_Instrucción dada A_: Según el fragmento sobre el 23-F, ¿quién era la máxima autoridad del Regimiento?

Estuvimos casi una semana tirados en el monte, sin poder contactar con nadie y con la familia, los padres, la novia, los amigos… en ascuas. La versión “oficial”  sería a posteriori, que habíamos salido ¡en defensa! de la Constitución aunque la máxima autoridad del Regimiento, el coronel José del Pozo fuese licenciado rápidamente. Quizás porque aquel 23-F tuvo un día ajetreado: a la mañana con Milans en Valencia, luego organizando las “maniobras” en el Cuartel, después “de ronda” por Castellón y, a la madrugada, ejerciendo eventualmente de Gobernador Militar mientras el titular, con órdenes directas del Jefe del Estado Mayor Gabeiras, se iba a Valencia a hacer el paripé, como hacía su colega de allí, el general Caruana, de arrestar a Milans.

Lo cuento yo, un simple soldadito de reemplazo que no puede saber lo que realmente se estaba fraguando en las alturas. Por eso la Historia sólo la pueden escribir los que están en la pomada, esos que dicen, en el mejor de los casos, que el golpe del 23-F se produjo en el Congreso de los Diputados de Madrid a partir de las 18.23 de la tarde... sin querer enterarse aún, más de treinta años después, de que el golpe (que se llevaba preparando desde mucho tiempo atrás y con ensayos previos) se comenzó a ejecutar desde primera hora del día en frentes y cuarteles de varios lugares del Estado.

_Registros proporcionados_:
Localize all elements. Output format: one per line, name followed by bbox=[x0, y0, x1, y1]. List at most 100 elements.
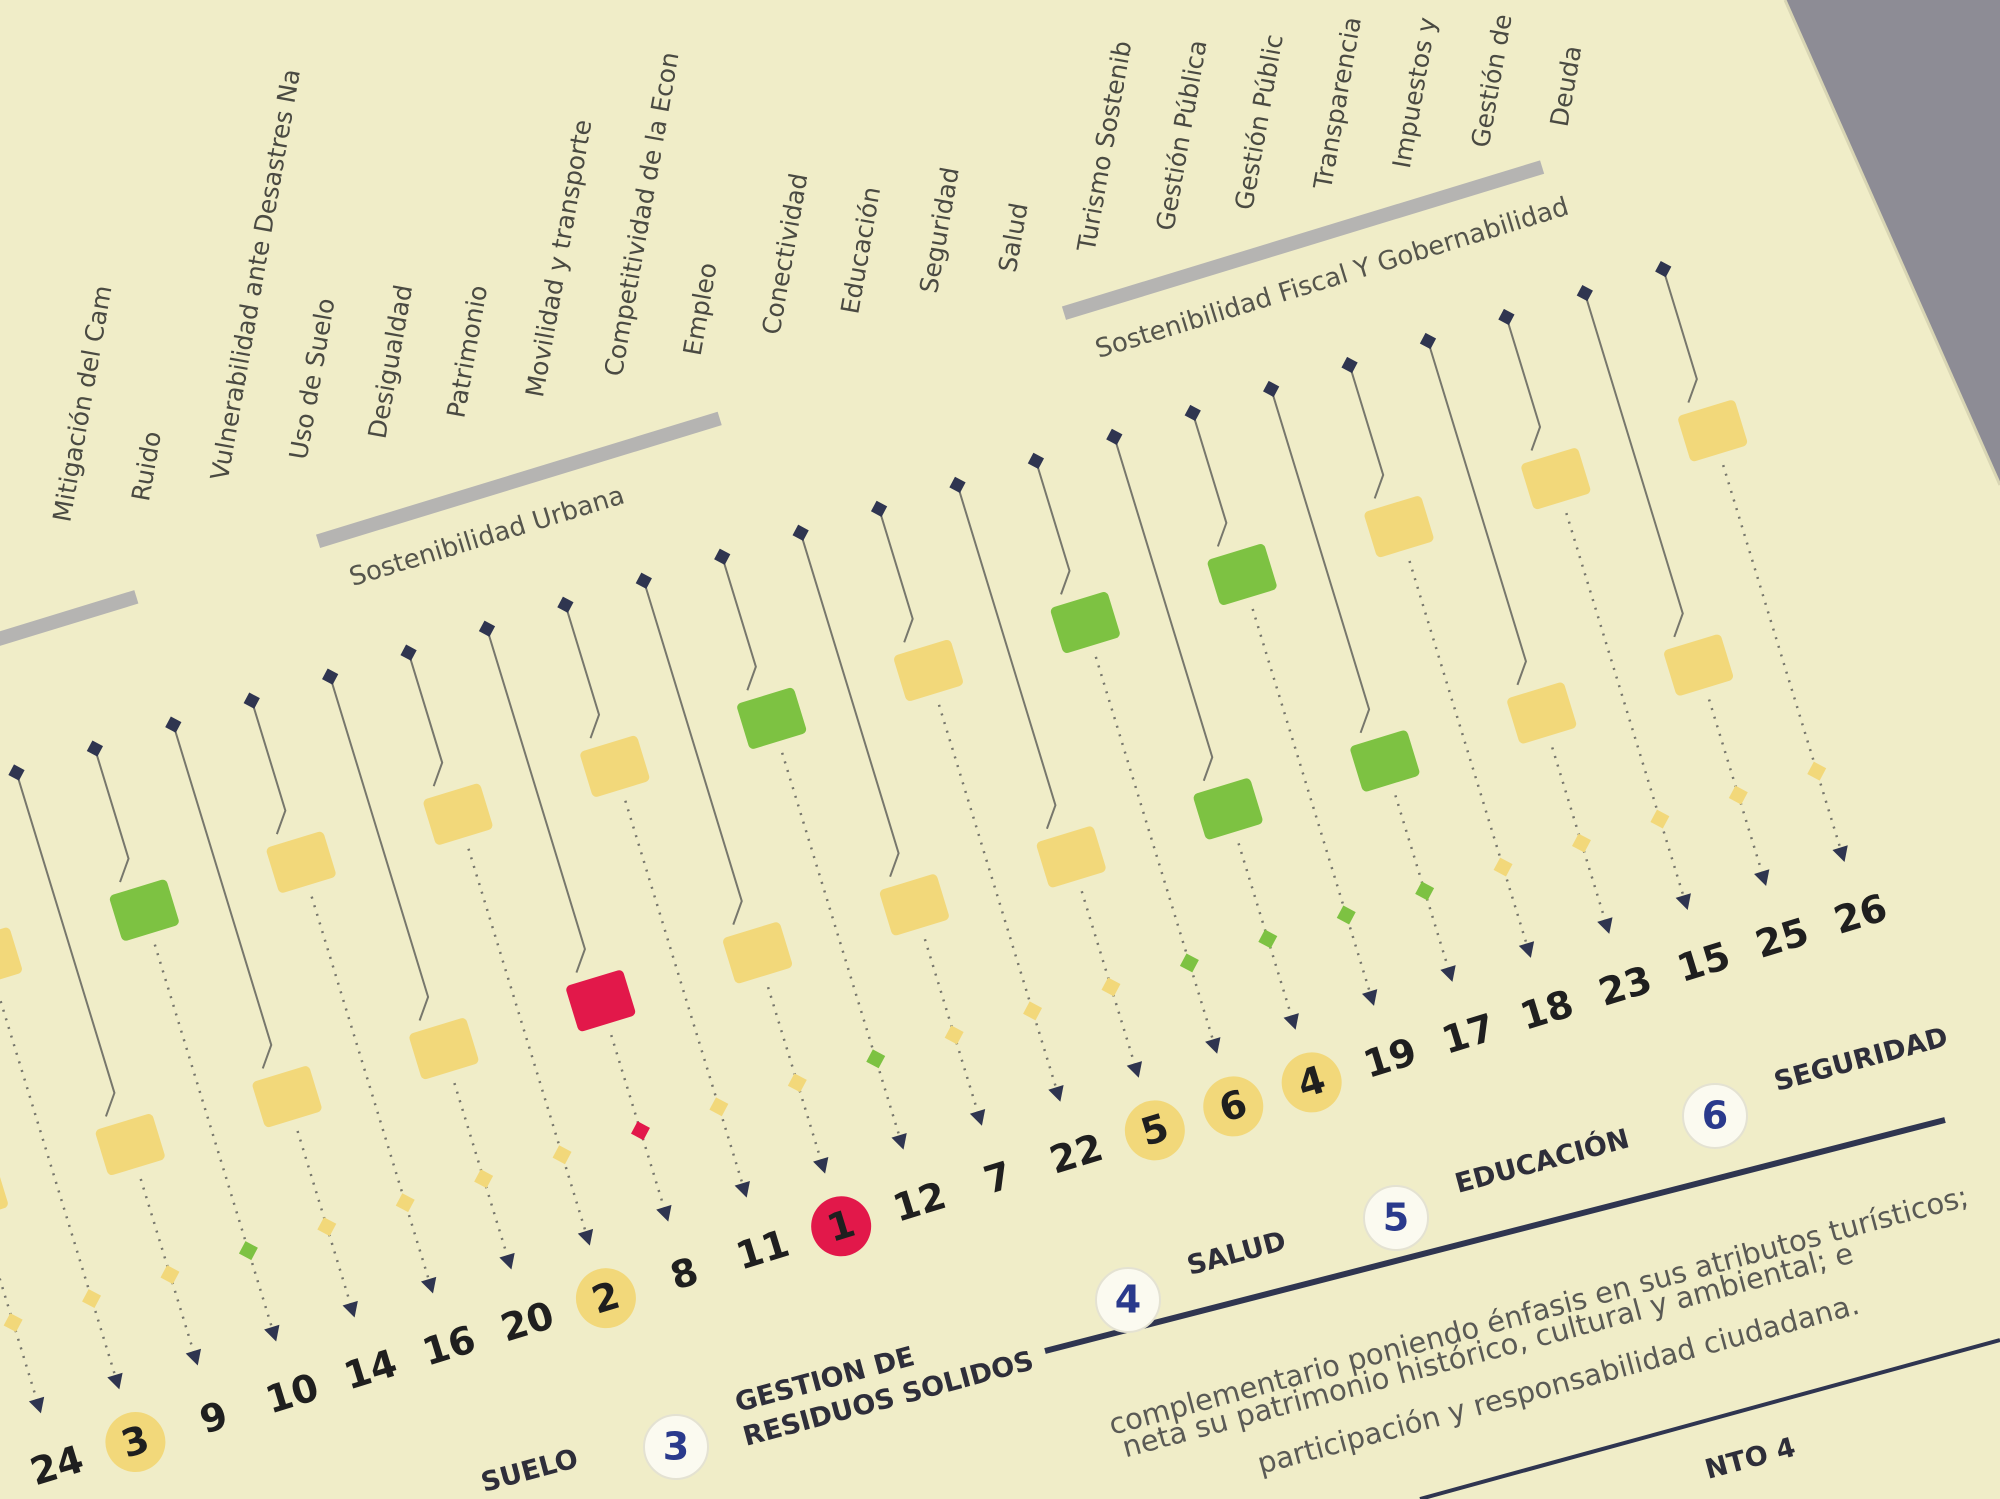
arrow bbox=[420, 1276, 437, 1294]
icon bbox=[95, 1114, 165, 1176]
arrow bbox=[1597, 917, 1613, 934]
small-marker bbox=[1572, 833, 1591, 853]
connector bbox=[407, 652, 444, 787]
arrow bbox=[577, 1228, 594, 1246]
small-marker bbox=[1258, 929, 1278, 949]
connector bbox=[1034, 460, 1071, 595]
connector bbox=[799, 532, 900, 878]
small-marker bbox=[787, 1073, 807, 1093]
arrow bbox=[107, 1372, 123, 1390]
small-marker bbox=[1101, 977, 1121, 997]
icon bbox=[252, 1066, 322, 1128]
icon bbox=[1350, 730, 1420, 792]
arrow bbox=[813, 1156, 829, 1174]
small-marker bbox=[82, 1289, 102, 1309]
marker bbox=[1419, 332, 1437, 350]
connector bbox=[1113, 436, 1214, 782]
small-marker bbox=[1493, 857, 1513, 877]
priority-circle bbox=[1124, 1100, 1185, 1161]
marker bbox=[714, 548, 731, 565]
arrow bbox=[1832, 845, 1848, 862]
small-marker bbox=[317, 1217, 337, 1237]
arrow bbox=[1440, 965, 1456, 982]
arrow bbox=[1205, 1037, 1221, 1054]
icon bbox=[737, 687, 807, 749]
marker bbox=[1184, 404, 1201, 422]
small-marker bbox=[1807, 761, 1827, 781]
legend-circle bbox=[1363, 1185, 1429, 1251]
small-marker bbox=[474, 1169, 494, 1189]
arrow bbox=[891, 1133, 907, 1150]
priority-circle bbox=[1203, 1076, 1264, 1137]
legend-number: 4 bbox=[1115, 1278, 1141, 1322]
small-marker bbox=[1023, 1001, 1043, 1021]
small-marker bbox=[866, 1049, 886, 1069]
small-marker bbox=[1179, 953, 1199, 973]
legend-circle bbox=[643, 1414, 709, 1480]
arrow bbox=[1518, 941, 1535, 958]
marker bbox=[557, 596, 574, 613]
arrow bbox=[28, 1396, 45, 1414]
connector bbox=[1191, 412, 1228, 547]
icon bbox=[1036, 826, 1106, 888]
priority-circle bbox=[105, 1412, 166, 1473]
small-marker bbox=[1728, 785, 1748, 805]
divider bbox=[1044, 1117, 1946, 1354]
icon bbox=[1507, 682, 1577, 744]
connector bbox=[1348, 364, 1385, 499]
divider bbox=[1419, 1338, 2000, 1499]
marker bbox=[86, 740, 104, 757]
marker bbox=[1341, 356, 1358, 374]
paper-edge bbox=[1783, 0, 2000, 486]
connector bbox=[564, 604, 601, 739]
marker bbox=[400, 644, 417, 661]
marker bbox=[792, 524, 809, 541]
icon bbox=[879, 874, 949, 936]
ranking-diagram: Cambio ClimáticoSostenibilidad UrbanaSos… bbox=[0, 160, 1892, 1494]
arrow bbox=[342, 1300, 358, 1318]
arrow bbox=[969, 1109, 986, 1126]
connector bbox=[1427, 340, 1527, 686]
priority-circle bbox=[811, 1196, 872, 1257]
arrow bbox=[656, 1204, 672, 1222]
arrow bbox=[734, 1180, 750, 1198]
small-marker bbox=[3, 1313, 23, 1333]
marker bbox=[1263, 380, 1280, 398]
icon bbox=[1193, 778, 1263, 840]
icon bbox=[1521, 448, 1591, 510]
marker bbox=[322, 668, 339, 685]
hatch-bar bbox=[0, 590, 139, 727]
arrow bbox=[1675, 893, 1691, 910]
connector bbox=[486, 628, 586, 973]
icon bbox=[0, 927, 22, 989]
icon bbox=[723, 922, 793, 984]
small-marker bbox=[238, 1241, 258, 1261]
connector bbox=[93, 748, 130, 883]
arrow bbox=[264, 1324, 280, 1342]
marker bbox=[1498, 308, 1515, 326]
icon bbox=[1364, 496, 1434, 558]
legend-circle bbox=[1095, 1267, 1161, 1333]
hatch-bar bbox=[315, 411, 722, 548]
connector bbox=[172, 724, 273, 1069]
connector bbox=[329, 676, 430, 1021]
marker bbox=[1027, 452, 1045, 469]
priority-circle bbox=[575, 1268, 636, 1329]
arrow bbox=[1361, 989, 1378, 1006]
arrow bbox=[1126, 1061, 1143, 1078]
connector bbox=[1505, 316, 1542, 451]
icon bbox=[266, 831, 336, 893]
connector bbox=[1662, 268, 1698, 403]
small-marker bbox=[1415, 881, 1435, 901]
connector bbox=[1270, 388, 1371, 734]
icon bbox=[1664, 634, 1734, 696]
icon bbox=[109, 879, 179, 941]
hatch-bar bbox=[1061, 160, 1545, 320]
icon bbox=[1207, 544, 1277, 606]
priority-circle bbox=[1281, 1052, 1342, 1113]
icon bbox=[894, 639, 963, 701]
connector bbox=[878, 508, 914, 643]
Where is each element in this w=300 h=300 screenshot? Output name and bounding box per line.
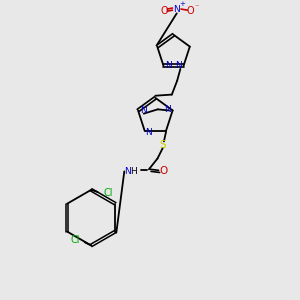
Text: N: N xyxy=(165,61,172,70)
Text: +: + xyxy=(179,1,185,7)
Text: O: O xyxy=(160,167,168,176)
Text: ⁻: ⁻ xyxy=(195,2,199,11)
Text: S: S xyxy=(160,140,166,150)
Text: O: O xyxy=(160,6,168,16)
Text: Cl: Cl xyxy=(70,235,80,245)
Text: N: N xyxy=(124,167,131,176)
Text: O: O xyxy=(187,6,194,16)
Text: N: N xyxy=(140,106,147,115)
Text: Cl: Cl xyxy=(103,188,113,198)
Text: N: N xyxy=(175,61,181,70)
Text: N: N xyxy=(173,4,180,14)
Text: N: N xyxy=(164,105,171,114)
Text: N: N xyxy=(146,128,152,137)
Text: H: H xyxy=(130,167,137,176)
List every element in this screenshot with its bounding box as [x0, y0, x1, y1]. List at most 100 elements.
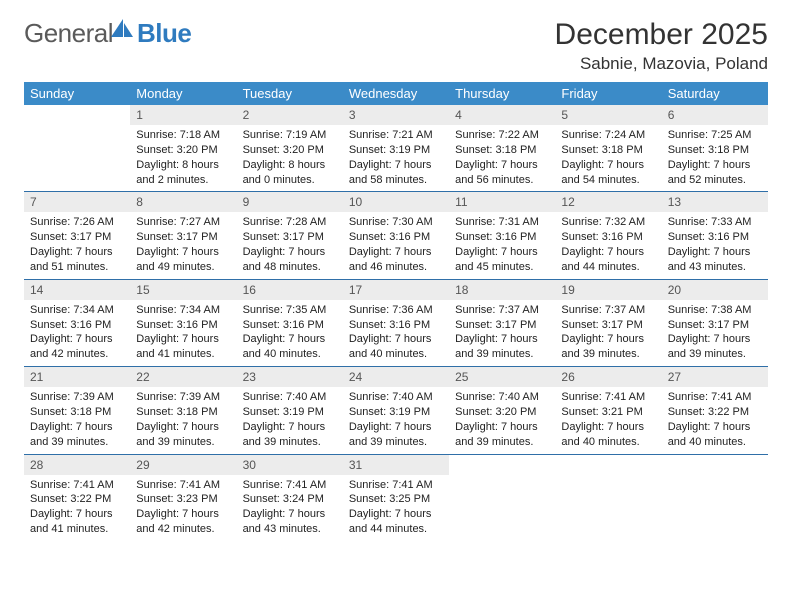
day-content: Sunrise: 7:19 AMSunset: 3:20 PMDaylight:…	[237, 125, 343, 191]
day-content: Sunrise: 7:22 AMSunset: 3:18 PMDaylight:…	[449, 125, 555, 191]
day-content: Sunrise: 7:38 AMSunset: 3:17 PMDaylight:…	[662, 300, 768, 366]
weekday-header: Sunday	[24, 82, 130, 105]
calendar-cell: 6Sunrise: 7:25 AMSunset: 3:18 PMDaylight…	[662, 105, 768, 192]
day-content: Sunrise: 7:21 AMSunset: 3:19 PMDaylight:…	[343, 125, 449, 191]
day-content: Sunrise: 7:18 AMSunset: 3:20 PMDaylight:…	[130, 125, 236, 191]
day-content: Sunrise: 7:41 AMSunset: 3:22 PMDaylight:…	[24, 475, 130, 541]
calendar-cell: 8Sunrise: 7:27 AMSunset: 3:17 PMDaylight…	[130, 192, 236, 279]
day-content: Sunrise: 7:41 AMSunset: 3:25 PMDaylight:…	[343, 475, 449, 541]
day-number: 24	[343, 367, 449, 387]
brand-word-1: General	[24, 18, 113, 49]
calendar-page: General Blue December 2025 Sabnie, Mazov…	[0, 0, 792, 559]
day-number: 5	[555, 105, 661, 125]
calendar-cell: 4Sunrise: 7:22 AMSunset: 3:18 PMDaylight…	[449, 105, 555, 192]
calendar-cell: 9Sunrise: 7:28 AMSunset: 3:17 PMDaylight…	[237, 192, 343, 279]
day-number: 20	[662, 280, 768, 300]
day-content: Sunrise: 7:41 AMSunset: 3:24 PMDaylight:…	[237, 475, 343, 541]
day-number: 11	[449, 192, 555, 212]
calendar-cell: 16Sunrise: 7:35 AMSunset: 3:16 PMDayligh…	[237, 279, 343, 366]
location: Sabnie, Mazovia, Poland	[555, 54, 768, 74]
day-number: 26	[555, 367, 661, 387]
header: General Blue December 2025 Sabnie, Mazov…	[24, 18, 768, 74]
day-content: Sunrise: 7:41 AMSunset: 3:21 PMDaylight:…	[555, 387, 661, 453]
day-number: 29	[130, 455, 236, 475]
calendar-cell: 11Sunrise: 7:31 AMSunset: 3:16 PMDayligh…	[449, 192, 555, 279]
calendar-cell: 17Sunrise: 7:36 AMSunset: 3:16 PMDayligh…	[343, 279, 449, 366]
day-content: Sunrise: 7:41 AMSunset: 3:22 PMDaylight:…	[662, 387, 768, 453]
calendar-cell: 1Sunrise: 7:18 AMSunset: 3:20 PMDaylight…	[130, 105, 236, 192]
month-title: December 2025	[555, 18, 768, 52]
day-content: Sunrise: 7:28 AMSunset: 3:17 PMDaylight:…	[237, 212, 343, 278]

_Instrucción dada B_: Transcribe de los registros, sin cambios, el tramo que empieza en la línea que contiene "arrow bbox=[420, 1276, 437, 1294]" y termina en la que contiene "connector bbox=[799, 532, 900, 878]", ambas incluidas.

_Resultado A_: El coronel José del Pozo.

_Resultado B_:
arrow bbox=[420, 1276, 437, 1294]
icon bbox=[95, 1114, 165, 1176]
arrow bbox=[1597, 917, 1613, 934]
small-marker bbox=[1572, 833, 1591, 853]
connector bbox=[407, 652, 444, 787]
arrow bbox=[577, 1228, 594, 1246]
small-marker bbox=[1258, 929, 1278, 949]
connector bbox=[1034, 460, 1071, 595]
connector bbox=[799, 532, 900, 878]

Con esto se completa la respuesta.